====== Provided data ======

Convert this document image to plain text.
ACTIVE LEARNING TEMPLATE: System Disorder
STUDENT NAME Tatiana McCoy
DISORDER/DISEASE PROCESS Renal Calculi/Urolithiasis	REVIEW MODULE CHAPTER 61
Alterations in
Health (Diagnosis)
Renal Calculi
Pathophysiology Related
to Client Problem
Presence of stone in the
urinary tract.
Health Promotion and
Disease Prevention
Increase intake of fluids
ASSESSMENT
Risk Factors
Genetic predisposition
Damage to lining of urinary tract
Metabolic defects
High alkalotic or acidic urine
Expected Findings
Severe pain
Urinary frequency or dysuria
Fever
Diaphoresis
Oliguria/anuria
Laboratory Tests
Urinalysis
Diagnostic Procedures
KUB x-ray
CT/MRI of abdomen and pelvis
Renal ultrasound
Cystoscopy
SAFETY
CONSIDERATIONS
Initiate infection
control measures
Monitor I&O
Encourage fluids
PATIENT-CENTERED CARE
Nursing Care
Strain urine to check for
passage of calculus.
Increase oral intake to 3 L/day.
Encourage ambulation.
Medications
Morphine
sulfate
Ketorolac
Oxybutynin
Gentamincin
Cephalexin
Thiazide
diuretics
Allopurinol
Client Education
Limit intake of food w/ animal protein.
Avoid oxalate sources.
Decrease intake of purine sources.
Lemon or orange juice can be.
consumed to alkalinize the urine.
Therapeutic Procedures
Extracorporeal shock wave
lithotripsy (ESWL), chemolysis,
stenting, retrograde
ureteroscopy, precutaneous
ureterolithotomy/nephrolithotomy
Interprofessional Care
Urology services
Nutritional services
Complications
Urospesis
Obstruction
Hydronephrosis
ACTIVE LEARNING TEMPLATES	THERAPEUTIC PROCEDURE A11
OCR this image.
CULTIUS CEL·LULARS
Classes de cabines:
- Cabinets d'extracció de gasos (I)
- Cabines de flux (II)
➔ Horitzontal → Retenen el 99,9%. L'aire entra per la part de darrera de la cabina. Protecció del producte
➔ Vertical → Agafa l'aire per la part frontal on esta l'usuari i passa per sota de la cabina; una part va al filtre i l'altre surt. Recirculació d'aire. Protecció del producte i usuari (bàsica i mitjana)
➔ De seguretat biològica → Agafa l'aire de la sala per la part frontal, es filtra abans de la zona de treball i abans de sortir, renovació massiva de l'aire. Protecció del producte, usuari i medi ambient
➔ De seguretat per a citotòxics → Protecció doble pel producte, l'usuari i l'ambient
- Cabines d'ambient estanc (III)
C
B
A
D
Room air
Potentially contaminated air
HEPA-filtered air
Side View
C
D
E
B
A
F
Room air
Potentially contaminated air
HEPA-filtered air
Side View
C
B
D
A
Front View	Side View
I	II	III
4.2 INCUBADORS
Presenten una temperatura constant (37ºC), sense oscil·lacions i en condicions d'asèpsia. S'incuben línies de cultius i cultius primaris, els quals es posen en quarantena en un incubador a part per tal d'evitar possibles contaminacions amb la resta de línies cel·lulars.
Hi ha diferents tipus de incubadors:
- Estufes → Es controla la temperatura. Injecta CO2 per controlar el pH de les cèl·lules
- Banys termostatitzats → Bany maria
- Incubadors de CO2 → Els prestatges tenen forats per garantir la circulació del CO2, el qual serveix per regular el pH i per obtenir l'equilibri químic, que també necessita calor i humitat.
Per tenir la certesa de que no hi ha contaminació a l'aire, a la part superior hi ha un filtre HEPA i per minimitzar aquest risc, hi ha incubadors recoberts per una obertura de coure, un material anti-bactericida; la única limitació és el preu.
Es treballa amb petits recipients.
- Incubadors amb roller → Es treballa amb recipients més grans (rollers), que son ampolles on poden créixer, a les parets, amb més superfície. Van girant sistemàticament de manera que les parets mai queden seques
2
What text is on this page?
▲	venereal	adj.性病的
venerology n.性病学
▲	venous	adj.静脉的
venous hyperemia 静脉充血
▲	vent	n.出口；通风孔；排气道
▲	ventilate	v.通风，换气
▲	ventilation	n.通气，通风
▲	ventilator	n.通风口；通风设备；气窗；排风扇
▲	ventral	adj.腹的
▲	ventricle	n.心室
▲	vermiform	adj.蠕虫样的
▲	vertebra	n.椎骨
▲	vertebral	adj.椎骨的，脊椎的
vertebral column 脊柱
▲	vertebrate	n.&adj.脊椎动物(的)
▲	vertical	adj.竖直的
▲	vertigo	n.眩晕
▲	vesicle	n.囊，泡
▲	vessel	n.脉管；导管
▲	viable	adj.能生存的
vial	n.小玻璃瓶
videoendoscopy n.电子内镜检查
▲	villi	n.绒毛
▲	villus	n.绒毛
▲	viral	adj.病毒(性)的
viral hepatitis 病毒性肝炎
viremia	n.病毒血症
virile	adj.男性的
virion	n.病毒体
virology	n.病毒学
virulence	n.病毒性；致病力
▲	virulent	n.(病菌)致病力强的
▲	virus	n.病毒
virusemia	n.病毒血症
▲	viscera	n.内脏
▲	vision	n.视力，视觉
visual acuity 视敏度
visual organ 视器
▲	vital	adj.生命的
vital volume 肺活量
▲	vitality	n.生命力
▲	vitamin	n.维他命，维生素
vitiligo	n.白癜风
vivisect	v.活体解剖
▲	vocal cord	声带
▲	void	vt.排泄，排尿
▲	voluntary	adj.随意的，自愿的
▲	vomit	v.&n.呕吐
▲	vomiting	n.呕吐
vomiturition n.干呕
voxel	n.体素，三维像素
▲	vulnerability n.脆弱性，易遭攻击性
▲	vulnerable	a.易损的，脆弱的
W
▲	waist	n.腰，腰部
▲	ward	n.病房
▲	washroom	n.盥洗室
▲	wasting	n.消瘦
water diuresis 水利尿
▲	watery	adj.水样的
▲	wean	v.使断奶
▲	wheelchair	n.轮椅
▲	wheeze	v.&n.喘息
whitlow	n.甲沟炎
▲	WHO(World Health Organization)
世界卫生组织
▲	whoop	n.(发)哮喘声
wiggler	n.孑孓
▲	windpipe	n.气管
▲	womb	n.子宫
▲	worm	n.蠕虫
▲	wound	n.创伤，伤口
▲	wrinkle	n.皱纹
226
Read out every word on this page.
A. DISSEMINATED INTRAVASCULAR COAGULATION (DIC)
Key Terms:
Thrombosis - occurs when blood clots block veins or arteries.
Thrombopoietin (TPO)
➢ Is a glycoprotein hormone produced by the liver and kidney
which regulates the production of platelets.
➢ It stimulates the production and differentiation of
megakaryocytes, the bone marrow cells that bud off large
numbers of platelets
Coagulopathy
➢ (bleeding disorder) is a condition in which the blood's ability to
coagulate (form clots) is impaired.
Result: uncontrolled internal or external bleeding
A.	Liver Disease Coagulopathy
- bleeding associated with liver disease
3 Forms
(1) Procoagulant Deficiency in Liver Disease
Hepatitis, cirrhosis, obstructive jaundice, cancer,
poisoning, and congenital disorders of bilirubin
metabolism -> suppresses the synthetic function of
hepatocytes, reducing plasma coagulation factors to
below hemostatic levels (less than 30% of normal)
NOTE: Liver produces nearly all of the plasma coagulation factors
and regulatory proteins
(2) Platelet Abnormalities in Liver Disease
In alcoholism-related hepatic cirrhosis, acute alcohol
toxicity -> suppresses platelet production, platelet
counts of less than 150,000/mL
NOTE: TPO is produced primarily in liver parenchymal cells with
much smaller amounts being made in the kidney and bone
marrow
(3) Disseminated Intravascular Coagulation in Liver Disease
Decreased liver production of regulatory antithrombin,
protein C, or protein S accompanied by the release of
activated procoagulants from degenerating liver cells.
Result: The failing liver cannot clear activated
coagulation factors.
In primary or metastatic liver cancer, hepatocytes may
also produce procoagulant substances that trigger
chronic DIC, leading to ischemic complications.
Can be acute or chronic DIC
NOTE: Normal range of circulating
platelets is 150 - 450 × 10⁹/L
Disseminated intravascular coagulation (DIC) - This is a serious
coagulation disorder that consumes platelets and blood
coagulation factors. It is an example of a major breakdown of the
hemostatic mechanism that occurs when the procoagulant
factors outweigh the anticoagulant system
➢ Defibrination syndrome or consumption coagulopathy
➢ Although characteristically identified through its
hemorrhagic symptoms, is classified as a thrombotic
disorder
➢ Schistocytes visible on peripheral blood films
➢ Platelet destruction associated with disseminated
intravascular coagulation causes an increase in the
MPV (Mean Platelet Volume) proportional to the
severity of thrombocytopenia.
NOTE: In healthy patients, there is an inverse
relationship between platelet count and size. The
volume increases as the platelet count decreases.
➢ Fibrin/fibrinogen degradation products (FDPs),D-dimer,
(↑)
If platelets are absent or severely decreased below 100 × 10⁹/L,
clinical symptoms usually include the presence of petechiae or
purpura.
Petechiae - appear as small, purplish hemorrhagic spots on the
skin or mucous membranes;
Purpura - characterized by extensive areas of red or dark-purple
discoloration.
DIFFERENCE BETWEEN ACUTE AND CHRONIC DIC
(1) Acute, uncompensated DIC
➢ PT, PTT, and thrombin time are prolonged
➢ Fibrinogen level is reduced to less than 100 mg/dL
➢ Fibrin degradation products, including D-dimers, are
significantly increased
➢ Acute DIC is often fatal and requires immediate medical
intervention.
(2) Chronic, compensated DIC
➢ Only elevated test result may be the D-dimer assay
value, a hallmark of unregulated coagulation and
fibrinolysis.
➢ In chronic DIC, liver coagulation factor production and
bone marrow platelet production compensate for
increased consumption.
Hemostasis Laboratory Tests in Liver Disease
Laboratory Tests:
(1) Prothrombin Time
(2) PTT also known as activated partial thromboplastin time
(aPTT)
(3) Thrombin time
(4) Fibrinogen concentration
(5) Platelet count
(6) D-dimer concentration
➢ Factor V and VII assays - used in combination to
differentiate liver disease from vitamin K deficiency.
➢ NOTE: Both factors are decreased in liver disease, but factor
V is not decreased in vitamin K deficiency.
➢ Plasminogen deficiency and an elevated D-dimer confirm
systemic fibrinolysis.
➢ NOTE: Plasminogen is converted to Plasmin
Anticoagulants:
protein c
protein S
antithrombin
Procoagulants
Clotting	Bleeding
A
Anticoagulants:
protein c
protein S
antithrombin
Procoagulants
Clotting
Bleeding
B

======

## Problem details:
Among the records above, find each line holding the string "NOTE" and pull it out.

## Final answer:
NOTE: Liver produces nearly all of the plasma coagulation factors
NOTE: TPO is produced primarily in liver parenchymal cells with
NOTE: Normal range of circulating
NOTE: In healthy patients, there is an inverse
➢ NOTE: Both factors are decreased in liver disease, but factor
➢ NOTE: Plasminogen is converted to Plasmin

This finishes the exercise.